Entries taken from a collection
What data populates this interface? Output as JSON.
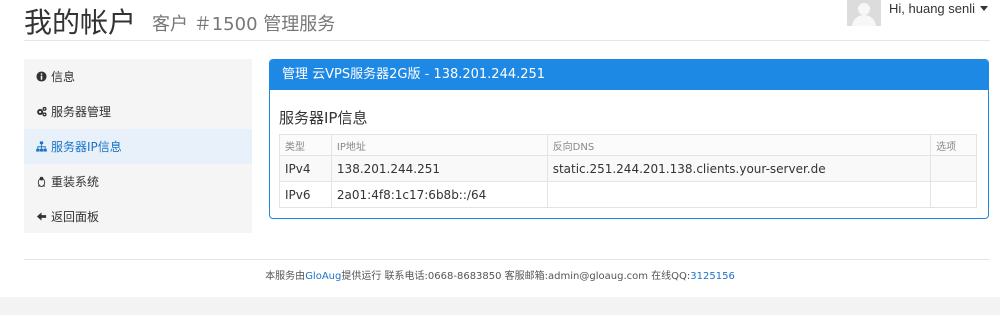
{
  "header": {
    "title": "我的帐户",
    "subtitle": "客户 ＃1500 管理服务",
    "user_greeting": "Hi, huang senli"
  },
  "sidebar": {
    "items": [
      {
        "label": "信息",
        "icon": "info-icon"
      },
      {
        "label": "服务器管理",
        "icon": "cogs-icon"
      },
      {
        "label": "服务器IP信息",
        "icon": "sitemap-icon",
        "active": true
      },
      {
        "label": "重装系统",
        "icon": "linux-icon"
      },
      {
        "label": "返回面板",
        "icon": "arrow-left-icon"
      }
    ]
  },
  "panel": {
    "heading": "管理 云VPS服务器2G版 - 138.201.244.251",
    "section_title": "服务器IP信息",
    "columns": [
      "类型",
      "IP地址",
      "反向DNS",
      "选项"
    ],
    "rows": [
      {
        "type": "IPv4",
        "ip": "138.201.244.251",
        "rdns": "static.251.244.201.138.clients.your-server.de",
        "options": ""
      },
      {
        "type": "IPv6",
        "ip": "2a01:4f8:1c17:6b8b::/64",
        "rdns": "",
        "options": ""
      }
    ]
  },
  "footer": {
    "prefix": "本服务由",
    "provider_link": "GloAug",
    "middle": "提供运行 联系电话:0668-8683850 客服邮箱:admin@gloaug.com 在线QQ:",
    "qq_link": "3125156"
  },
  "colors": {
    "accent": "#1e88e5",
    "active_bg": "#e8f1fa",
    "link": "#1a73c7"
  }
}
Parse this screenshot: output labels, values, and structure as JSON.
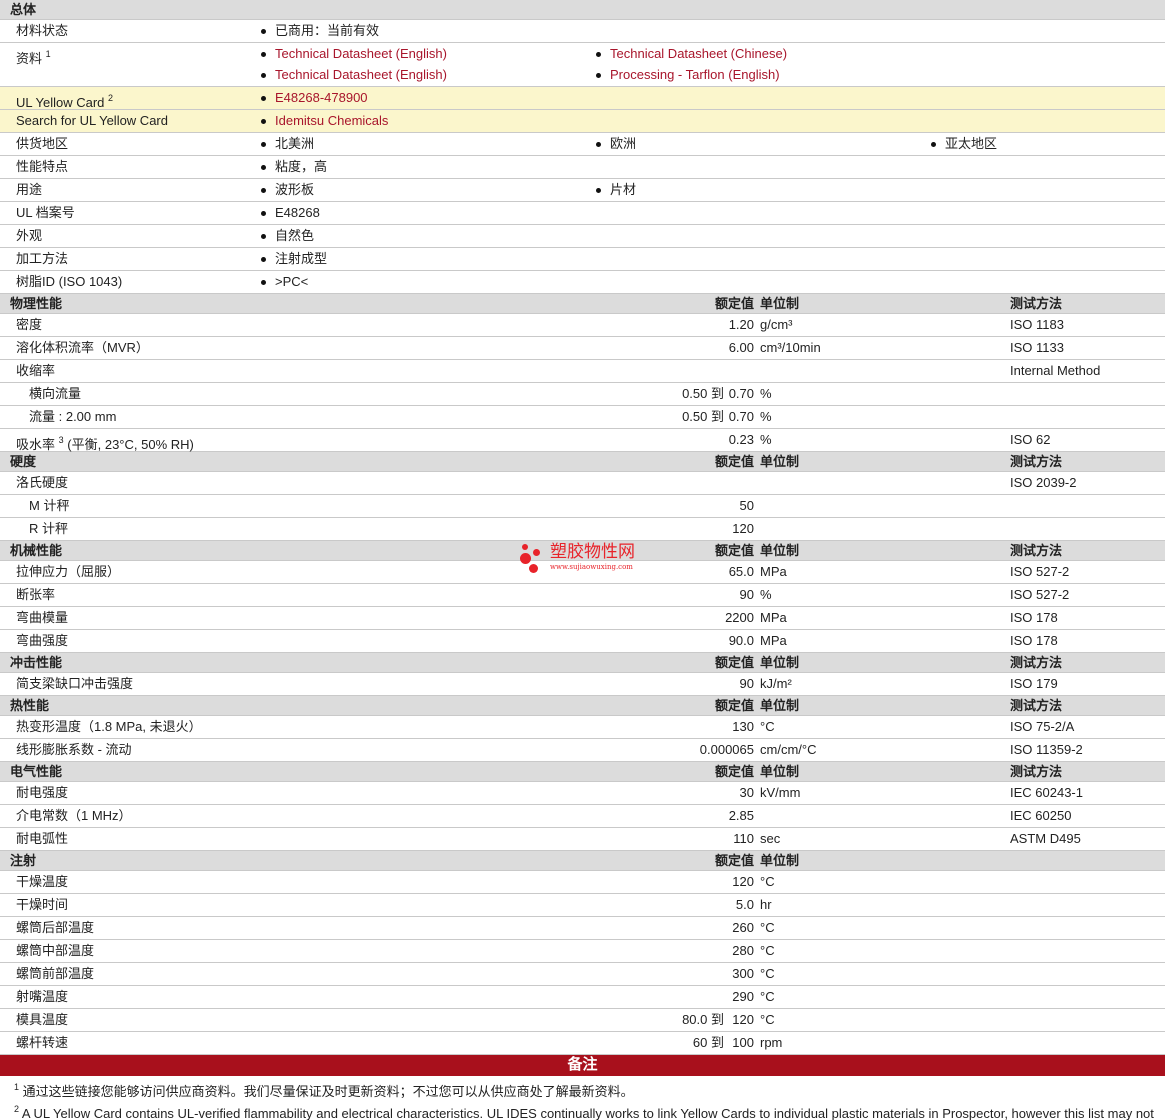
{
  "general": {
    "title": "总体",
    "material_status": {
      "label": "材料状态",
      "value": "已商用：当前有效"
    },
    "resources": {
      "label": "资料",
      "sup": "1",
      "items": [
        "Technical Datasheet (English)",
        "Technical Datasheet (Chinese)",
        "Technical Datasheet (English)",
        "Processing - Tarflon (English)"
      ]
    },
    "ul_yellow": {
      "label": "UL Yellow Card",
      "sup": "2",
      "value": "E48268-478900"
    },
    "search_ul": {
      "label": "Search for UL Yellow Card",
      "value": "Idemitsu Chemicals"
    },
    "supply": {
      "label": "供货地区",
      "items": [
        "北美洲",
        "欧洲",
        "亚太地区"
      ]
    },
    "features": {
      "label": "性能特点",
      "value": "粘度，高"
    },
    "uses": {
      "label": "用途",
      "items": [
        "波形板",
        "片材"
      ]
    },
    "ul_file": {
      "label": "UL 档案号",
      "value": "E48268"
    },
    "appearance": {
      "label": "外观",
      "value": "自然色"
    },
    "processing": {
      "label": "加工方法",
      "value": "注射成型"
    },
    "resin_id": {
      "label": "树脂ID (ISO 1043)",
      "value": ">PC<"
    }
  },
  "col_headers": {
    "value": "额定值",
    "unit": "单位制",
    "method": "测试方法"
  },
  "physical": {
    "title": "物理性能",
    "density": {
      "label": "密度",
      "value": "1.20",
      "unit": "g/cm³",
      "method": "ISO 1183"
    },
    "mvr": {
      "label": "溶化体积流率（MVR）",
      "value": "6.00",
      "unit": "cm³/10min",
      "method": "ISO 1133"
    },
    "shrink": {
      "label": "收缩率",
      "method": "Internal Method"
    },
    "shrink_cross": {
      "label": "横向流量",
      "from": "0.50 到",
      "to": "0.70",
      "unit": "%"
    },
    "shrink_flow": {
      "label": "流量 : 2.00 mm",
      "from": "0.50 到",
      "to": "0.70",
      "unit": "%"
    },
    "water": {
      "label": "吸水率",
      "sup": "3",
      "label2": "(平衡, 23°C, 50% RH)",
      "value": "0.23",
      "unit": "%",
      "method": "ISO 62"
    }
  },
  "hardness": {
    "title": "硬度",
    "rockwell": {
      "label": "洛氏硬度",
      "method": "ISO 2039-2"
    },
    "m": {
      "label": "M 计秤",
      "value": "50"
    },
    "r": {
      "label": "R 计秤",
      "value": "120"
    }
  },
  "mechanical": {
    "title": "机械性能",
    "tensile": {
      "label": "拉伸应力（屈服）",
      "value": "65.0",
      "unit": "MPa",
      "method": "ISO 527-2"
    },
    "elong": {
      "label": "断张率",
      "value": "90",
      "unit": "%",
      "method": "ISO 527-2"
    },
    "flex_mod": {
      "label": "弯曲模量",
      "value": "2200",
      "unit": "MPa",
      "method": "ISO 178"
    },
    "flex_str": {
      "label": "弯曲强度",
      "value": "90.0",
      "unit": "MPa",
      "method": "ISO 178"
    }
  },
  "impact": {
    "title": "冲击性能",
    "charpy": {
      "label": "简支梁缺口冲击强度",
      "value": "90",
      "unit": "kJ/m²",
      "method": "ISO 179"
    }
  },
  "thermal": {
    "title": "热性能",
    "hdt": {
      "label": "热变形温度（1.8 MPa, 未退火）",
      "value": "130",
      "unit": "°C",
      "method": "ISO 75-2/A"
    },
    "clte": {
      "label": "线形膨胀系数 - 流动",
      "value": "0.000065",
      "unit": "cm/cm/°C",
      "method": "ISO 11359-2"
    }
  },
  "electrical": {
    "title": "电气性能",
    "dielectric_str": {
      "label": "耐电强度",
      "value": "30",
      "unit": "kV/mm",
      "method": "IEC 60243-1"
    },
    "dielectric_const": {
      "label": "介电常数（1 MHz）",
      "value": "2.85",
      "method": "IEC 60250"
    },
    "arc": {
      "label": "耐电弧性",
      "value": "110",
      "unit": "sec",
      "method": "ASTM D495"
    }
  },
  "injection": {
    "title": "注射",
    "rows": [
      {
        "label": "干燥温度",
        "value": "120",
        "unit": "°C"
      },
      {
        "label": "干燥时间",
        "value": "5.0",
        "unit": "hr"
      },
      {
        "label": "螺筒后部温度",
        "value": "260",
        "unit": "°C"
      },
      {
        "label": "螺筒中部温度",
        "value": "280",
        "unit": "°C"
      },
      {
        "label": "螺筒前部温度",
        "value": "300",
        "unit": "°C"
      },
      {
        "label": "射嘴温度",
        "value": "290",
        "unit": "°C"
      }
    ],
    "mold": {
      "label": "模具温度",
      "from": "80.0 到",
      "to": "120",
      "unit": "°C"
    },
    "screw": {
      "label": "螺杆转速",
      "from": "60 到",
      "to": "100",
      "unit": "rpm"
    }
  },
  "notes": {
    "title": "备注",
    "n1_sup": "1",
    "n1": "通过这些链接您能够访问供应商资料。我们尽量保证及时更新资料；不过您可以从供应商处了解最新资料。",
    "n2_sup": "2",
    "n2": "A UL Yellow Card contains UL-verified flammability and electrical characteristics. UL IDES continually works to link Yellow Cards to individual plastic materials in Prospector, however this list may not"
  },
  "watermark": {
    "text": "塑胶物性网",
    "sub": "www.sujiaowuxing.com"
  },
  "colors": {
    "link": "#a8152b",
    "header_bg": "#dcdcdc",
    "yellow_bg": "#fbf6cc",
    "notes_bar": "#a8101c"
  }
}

» **WHAT TO DO**
Repeat the material above word for word and skip every image in it.

» **RESULT FOR THIS EXERCISE**
What data populates this interface? Output as JSON.
{
  "header": {
    "title": "我的帐户",
    "subtitle": "客户 ＃1500 管理服务",
    "user_greeting": "Hi, huang senli"
  },
  "sidebar": {
    "items": [
      {
        "label": "信息",
        "icon": "info-icon"
      },
      {
        "label": "服务器管理",
        "icon": "cogs-icon"
      },
      {
        "label": "服务器IP信息",
        "icon": "sitemap-icon",
        "active": true
      },
      {
        "label": "重装系统",
        "icon": "linux-icon"
      },
      {
        "label": "返回面板",
        "icon": "arrow-left-icon"
      }
    ]
  },
  "panel": {
    "heading": "管理 云VPS服务器2G版 - 138.201.244.251",
    "section_title": "服务器IP信息",
    "columns": [
      "类型",
      "IP地址",
      "反向DNS",
      "选项"
    ],
    "rows": [
      {
        "type": "IPv4",
        "ip": "138.201.244.251",
        "rdns": "static.251.244.201.138.clients.your-server.de",
        "options": ""
      },
      {
        "type": "IPv6",
        "ip": "2a01:4f8:1c17:6b8b::/64",
        "rdns": "",
        "options": ""
      }
    ]
  },
  "footer": {
    "prefix": "本服务由",
    "provider_link": "GloAug",
    "middle": "提供运行 联系电话:0668-8683850 客服邮箱:admin@gloaug.com 在线QQ:",
    "qq_link": "3125156"
  },
  "colors": {
    "accent": "#1e88e5",
    "active_bg": "#e8f1fa",
    "link": "#1a73c7"
  }
}
Parse this screenshot: output labels, values, and structure as JSON.
{
  "general": {
    "title": "总体",
    "material_status": {
      "label": "材料状态",
      "value": "已商用：当前有效"
    },
    "resources": {
      "label": "资料",
      "sup": "1",
      "items": [
        "Technical Datasheet (English)",
        "Technical Datasheet (Chinese)",
        "Technical Datasheet (English)",
        "Processing - Tarflon (English)"
      ]
    },
    "ul_yellow": {
      "label": "UL Yellow Card",
      "sup": "2",
      "value": "E48268-478900"
    },
    "search_ul": {
      "label": "Search for UL Yellow Card",
      "value": "Idemitsu Chemicals"
    },
    "supply": {
      "label": "供货地区",
      "items": [
        "北美洲",
        "欧洲",
        "亚太地区"
      ]
    },
    "features": {
      "label": "性能特点",
      "value": "粘度，高"
    },
    "uses": {
      "label": "用途",
      "items": [
        "波形板",
        "片材"
      ]
    },
    "ul_file": {
      "label": "UL 档案号",
      "value": "E48268"
    },
    "appearance": {
      "label": "外观",
      "value": "自然色"
    },
    "processing": {
      "label": "加工方法",
      "value": "注射成型"
    },
    "resin_id": {
      "label": "树脂ID (ISO 1043)",
      "value": ">PC<"
    }
  },
  "col_headers": {
    "value": "额定值",
    "unit": "单位制",
    "method": "测试方法"
  },
  "physical": {
    "title": "物理性能",
    "density": {
      "label": "密度",
      "value": "1.20",
      "unit": "g/cm³",
      "method": "ISO 1183"
    },
    "mvr": {
      "label": "溶化体积流率（MVR）",
      "value": "6.00",
      "unit": "cm³/10min",
      "method": "ISO 1133"
    },
    "shrink": {
      "label": "收缩率",
      "method": "Internal Method"
    },
    "shrink_cross": {
      "label": "横向流量",
      "from": "0.50 到",
      "to": "0.70",
      "unit": "%"
    },
    "shrink_flow": {
      "label": "流量 : 2.00 mm",
      "from": "0.50 到",
      "to": "0.70",
      "unit": "%"
    },
    "water": {
      "label": "吸水率",
      "sup": "3",
      "label2": "(平衡, 23°C, 50% RH)",
      "value": "0.23",
      "unit": "%",
      "method": "ISO 62"
    }
  },
  "hardness": {
    "title": "硬度",
    "rockwell": {
      "label": "洛氏硬度",
      "method": "ISO 2039-2"
    },
    "m": {
      "label": "M 计秤",
      "value": "50"
    },
    "r": {
      "label": "R 计秤",
      "value": "120"
    }
  },
  "mechanical": {
    "title": "机械性能",
    "tensile": {
      "label": "拉伸应力（屈服）",
      "value": "65.0",
      "unit": "MPa",
      "method": "ISO 527-2"
    },
    "elong": {
      "label": "断张率",
      "value": "90",
      "unit": "%",
      "method": "ISO 527-2"
    },
    "flex_mod": {
      "label": "弯曲模量",
      "value": "2200",
      "unit": "MPa",
      "method": "ISO 178"
    },
    "flex_str": {
      "label": "弯曲强度",
      "value": "90.0",
      "unit": "MPa",
      "method": "ISO 178"
    }
  },
  "impact": {
    "title": "冲击性能",
    "charpy": {
      "label": "简支梁缺口冲击强度",
      "value": "90",
      "unit": "kJ/m²",
      "method": "ISO 179"
    }
  },
  "thermal": {
    "title": "热性能",
    "hdt": {
      "label": "热变形温度（1.8 MPa, 未退火）",
      "value": "130",
      "unit": "°C",
      "method": "ISO 75-2/A"
    },
    "clte": {
      "label": "线形膨胀系数 - 流动",
      "value": "0.000065",
      "unit": "cm/cm/°C",
      "method": "ISO 11359-2"
    }
  },
  "electrical": {
    "title": "电气性能",
    "dielectric_str": {
      "label": "耐电强度",
      "value": "30",
      "unit": "kV/mm",
      "method": "IEC 60243-1"
    },
    "dielectric_const": {
      "label": "介电常数（1 MHz）",
      "value": "2.85",
      "method": "IEC 60250"
    },
    "arc": {
      "label": "耐电弧性",
      "value": "110",
      "unit": "sec",
      "method": "ASTM D495"
    }
  },
  "injection": {
    "title": "注射",
    "rows": [
      {
        "label": "干燥温度",
        "value": "120",
        "unit": "°C"
      },
      {
        "label": "干燥时间",
        "value": "5.0",
        "unit": "hr"
      },
      {
        "label": "螺筒后部温度",
        "value": "260",
        "unit": "°C"
      },
      {
        "label": "螺筒中部温度",
        "value": "280",
        "unit": "°C"
      },
      {
        "label": "螺筒前部温度",
        "value": "300",
        "unit": "°C"
      },
      {
        "label": "射嘴温度",
        "value": "290",
        "unit": "°C"
      }
    ],
    "mold": {
      "label": "模具温度",
      "from": "80.0 到",
      "to": "120",
      "unit": "°C"
    },
    "screw": {
      "label": "螺杆转速",
      "from": "60 到",
      "to": "100",
      "unit": "rpm"
    }
  },
  "notes": {
    "title": "备注",
    "n1_sup": "1",
    "n1": "通过这些链接您能够访问供应商资料。我们尽量保证及时更新资料；不过您可以从供应商处了解最新资料。",
    "n2_sup": "2",
    "n2": "A UL Yellow Card contains UL-verified flammability and electrical characteristics. UL IDES continually works to link Yellow Cards to individual plastic materials in Prospector, however this list may not"
  },
  "watermark": {
    "text": "塑胶物性网",
    "sub": "www.sujiaowuxing.com"
  },
  "colors": {
    "link": "#a8152b",
    "header_bg": "#dcdcdc",
    "yellow_bg": "#fbf6cc",
    "notes_bar": "#a8101c"
  }
}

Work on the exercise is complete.